Try it:
The full listing, copied exactly and free of pictures, is the expected reply.

Records:
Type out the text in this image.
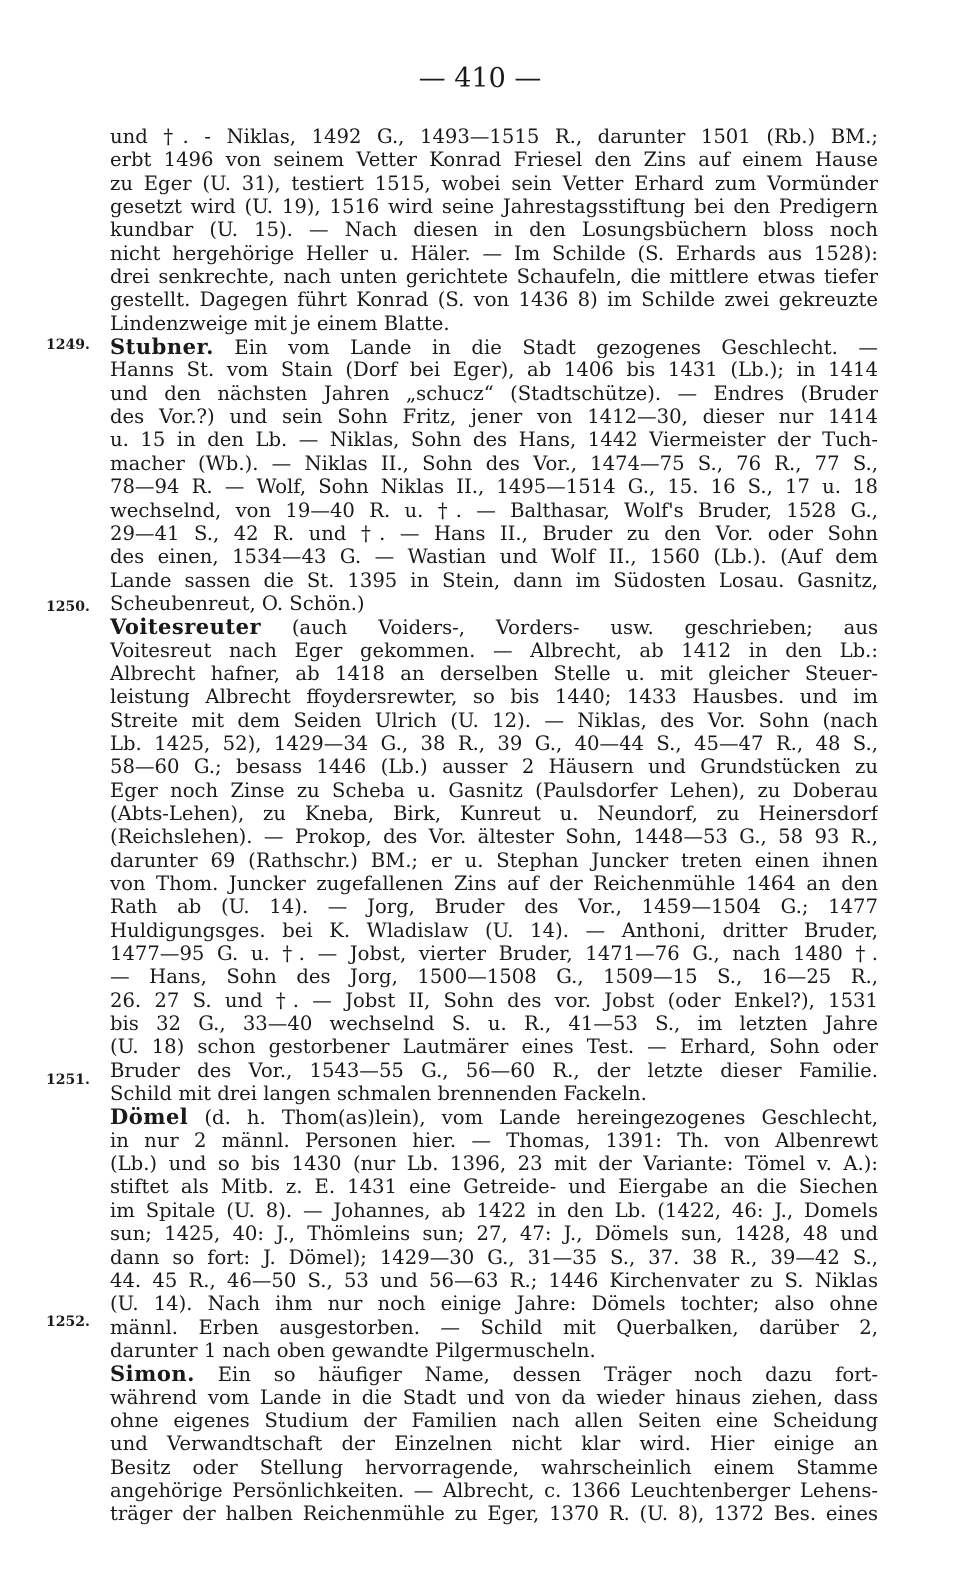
— 410 —
1249.
1250.
1251.
1252.
und †. - Niklas, 1492 G., 1493—1515 R., darunter 1501 (Rb.) BM.;
erbt 1496 von seinem Vetter Konrad Friesel den Zins auf einem Hause
zu Eger (U. 31), testiert 1515, wobei sein Vetter Erhard zum Vormünder
gesetzt wird (U. 19), 1516 wird seine Jahrestagsstiftung bei den Predigern
kundbar (U. 15). — Nach diesen in den Losungsbüchern bloss noch
nicht hergehörige Heller u. Häler. — Im Schilde (S. Erhards aus 1528):
drei senkrechte, nach unten gerichtete Schaufeln, die mittlere etwas tiefer
gestellt. Dagegen führt Konrad (S. von 1436 8) im Schilde zwei gekreuzte
Lindenzweige mit je einem Blatte.
Stubner. Ein vom Lande in die Stadt gezogenes Geschlecht. —
Hanns St. vom Stain (Dorf bei Eger), ab 1406 bis 1431 (Lb.); in 1414
und den nächsten Jahren „schucz“ (Stadtschütze). — Endres (Bruder
des Vor.?) und sein Sohn Fritz, jener von 1412—30, dieser nur 1414
u. 15 in den Lb. — Niklas, Sohn des Hans, 1442 Viermeister der Tuch-
macher (Wb.). — Niklas II., Sohn des Vor., 1474—75 S., 76 R., 77 S.,
78—94 R. — Wolf, Sohn Niklas II., 1495—1514 G., 15. 16 S., 17 u. 18
wechselnd, von 19—40 R. u. †. — Balthasar, Wolf's Bruder, 1528 G.,
29—41 S., 42 R. und †. — Hans II., Bruder zu den Vor. oder Sohn
des einen, 1534—43 G. — Wastian und Wolf II., 1560 (Lb.). (Auf dem
Lande sassen die St. 1395 in Stein, dann im Südosten Losau. Gasnitz,
Scheubenreut, O. Schön.)
Voitesreuter (auch Voiders-, Vorders- usw. geschrieben; aus
Voitesreut nach Eger gekommen. — Albrecht, ab 1412 in den Lb.:
Albrecht hafner, ab 1418 an derselben Stelle u. mit gleicher Steuer-
leistung Albrecht ffoydersrewter, so bis 1440; 1433 Hausbes. und im
Streite mit dem Seiden Ulrich (U. 12). — Niklas, des Vor. Sohn (nach
Lb. 1425, 52), 1429—34 G., 38 R., 39 G., 40—44 S., 45—47 R., 48 S.,
58—60 G.; besass 1446 (Lb.) ausser 2 Häusern und Grundstücken zu
Eger noch Zinse zu Scheba u. Gasnitz (Paulsdorfer Lehen), zu Doberau
(Abts-Lehen), zu Kneba, Birk, Kunreut u. Neundorf, zu Heinersdorf
(Reichslehen). — Prokop, des Vor. ältester Sohn, 1448—53 G., 58 93 R.,
darunter 69 (Rathschr.) BM.; er u. Stephan Juncker treten einen ihnen
von Thom. Juncker zugefallenen Zins auf der Reichenmühle 1464 an den
Rath ab (U. 14). — Jorg, Bruder des Vor., 1459—1504 G.; 1477
Huldigungsges. bei K. Wladislaw (U. 14). — Anthoni, dritter Bruder,
1477—95 G. u. †. — Jobst, vierter Bruder, 1471—76 G., nach 1480 †.
— Hans, Sohn des Jorg, 1500—1508 G., 1509—15 S., 16—25 R.,
26. 27 S. und †. — Jobst II, Sohn des vor. Jobst (oder Enkel?), 1531
bis 32 G., 33—40 wechselnd S. u. R., 41—53 S., im letzten Jahre
(U. 18) schon gestorbener Lautmärer eines Test. — Erhard, Sohn oder
Bruder des Vor., 1543—55 G., 56—60 R., der letzte dieser Familie.
Schild mit drei langen schmalen brennenden Fackeln.
Dömel (d. h. Thom(as)lein), vom Lande hereingezogenes Geschlecht,
in nur 2 männl. Personen hier. — Thomas, 1391: Th. von Albenrewt
(Lb.) und so bis 1430 (nur Lb. 1396, 23 mit der Variante: Tömel v. A.):
stiftet als Mitb. z. E. 1431 eine Getreide- und Eiergabe an die Siechen
im Spitale (U. 8). — Johannes, ab 1422 in den Lb. (1422, 46: J., Domels
sun; 1425, 40: J., Thömleins sun; 27, 47: J., Dömels sun, 1428, 48 und
dann so fort: J. Dömel); 1429—30 G., 31—35 S., 37. 38 R., 39—42 S.,
44. 45 R., 46—50 S., 53 und 56—63 R.; 1446 Kirchenvater zu S. Niklas
(U. 14). Nach ihm nur noch einige Jahre: Dömels tochter; also ohne
männl. Erben ausgestorben. — Schild mit Querbalken, darüber 2,
darunter 1 nach oben gewandte Pilgermuscheln.
Simon. Ein so häufiger Name, dessen Träger noch dazu fort-
während vom Lande in die Stadt und von da wieder hinaus ziehen, dass
ohne eigenes Studium der Familien nach allen Seiten eine Scheidung
und Verwandtschaft der Einzelnen nicht klar wird. Hier einige an
Besitz oder Stellung hervorragende, wahrscheinlich einem Stamme
angehörige Persönlichkeiten. — Albrecht, c. 1366 Leuchtenberger Lehens-
träger der halben Reichenmühle zu Eger, 1370 R. (U. 8), 1372 Bes. eines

Answer area:
Type out the text in this image.
— 410 —
1249.
1250.
1251.
1252.
und †. - Niklas, 1492 G., 1493—1515 R., darunter 1501 (Rb.) BM.;
erbt 1496 von seinem Vetter Konrad Friesel den Zins auf einem Hause
zu Eger (U. 31), testiert 1515, wobei sein Vetter Erhard zum Vormünder
gesetzt wird (U. 19), 1516 wird seine Jahrestagsstiftung bei den Predigern
kundbar (U. 15). — Nach diesen in den Losungsbüchern bloss noch
nicht hergehörige Heller u. Häler. — Im Schilde (S. Erhards aus 1528):
drei senkrechte, nach unten gerichtete Schaufeln, die mittlere etwas tiefer
gestellt. Dagegen führt Konrad (S. von 1436 8) im Schilde zwei gekreuzte
Lindenzweige mit je einem Blatte.
Stubner. Ein vom Lande in die Stadt gezogenes Geschlecht. —
Hanns St. vom Stain (Dorf bei Eger), ab 1406 bis 1431 (Lb.); in 1414
und den nächsten Jahren „schucz“ (Stadtschütze). — Endres (Bruder
des Vor.?) und sein Sohn Fritz, jener von 1412—30, dieser nur 1414
u. 15 in den Lb. — Niklas, Sohn des Hans, 1442 Viermeister der Tuch-
macher (Wb.). — Niklas II., Sohn des Vor., 1474—75 S., 76 R., 77 S.,
78—94 R. — Wolf, Sohn Niklas II., 1495—1514 G., 15. 16 S., 17 u. 18
wechselnd, von 19—40 R. u. †. — Balthasar, Wolf's Bruder, 1528 G.,
29—41 S., 42 R. und †. — Hans II., Bruder zu den Vor. oder Sohn
des einen, 1534—43 G. — Wastian und Wolf II., 1560 (Lb.). (Auf dem
Lande sassen die St. 1395 in Stein, dann im Südosten Losau. Gasnitz,
Scheubenreut, O. Schön.)
Voitesreuter (auch Voiders-, Vorders- usw. geschrieben; aus
Voitesreut nach Eger gekommen. — Albrecht, ab 1412 in den Lb.:
Albrecht hafner, ab 1418 an derselben Stelle u. mit gleicher Steuer-
leistung Albrecht ffoydersrewter, so bis 1440; 1433 Hausbes. und im
Streite mit dem Seiden Ulrich (U. 12). — Niklas, des Vor. Sohn (nach
Lb. 1425, 52), 1429—34 G., 38 R., 39 G., 40—44 S., 45—47 R., 48 S.,
58—60 G.; besass 1446 (Lb.) ausser 2 Häusern und Grundstücken zu
Eger noch Zinse zu Scheba u. Gasnitz (Paulsdorfer Lehen), zu Doberau
(Abts-Lehen), zu Kneba, Birk, Kunreut u. Neundorf, zu Heinersdorf
(Reichslehen). — Prokop, des Vor. ältester Sohn, 1448—53 G., 58 93 R.,
darunter 69 (Rathschr.) BM.; er u. Stephan Juncker treten einen ihnen
von Thom. Juncker zugefallenen Zins auf der Reichenmühle 1464 an den
Rath ab (U. 14). — Jorg, Bruder des Vor., 1459—1504 G.; 1477
Huldigungsges. bei K. Wladislaw (U. 14). — Anthoni, dritter Bruder,
1477—95 G. u. †. — Jobst, vierter Bruder, 1471—76 G., nach 1480 †.
— Hans, Sohn des Jorg, 1500—1508 G., 1509—15 S., 16—25 R.,
26. 27 S. und †. — Jobst II, Sohn des vor. Jobst (oder Enkel?), 1531
bis 32 G., 33—40 wechselnd S. u. R., 41—53 S., im letzten Jahre
(U. 18) schon gestorbener Lautmärer eines Test. — Erhard, Sohn oder
Bruder des Vor., 1543—55 G., 56—60 R., der letzte dieser Familie.
Schild mit drei langen schmalen brennenden Fackeln.
Dömel (d. h. Thom(as)lein), vom Lande hereingezogenes Geschlecht,
in nur 2 männl. Personen hier. — Thomas, 1391: Th. von Albenrewt
(Lb.) und so bis 1430 (nur Lb. 1396, 23 mit der Variante: Tömel v. A.):
stiftet als Mitb. z. E. 1431 eine Getreide- und Eiergabe an die Siechen
im Spitale (U. 8). — Johannes, ab 1422 in den Lb. (1422, 46: J., Domels
sun; 1425, 40: J., Thömleins sun; 27, 47: J., Dömels sun, 1428, 48 und
dann so fort: J. Dömel); 1429—30 G., 31—35 S., 37. 38 R., 39—42 S.,
44. 45 R., 46—50 S., 53 und 56—63 R.; 1446 Kirchenvater zu S. Niklas
(U. 14). Nach ihm nur noch einige Jahre: Dömels tochter; also ohne
männl. Erben ausgestorben. — Schild mit Querbalken, darüber 2,
darunter 1 nach oben gewandte Pilgermuscheln.
Simon. Ein so häufiger Name, dessen Träger noch dazu fort-
während vom Lande in die Stadt und von da wieder hinaus ziehen, dass
ohne eigenes Studium der Familien nach allen Seiten eine Scheidung
und Verwandtschaft der Einzelnen nicht klar wird. Hier einige an
Besitz oder Stellung hervorragende, wahrscheinlich einem Stamme
angehörige Persönlichkeiten. — Albrecht, c. 1366 Leuchtenberger Lehens-
träger der halben Reichenmühle zu Eger, 1370 R. (U. 8), 1372 Bes. eines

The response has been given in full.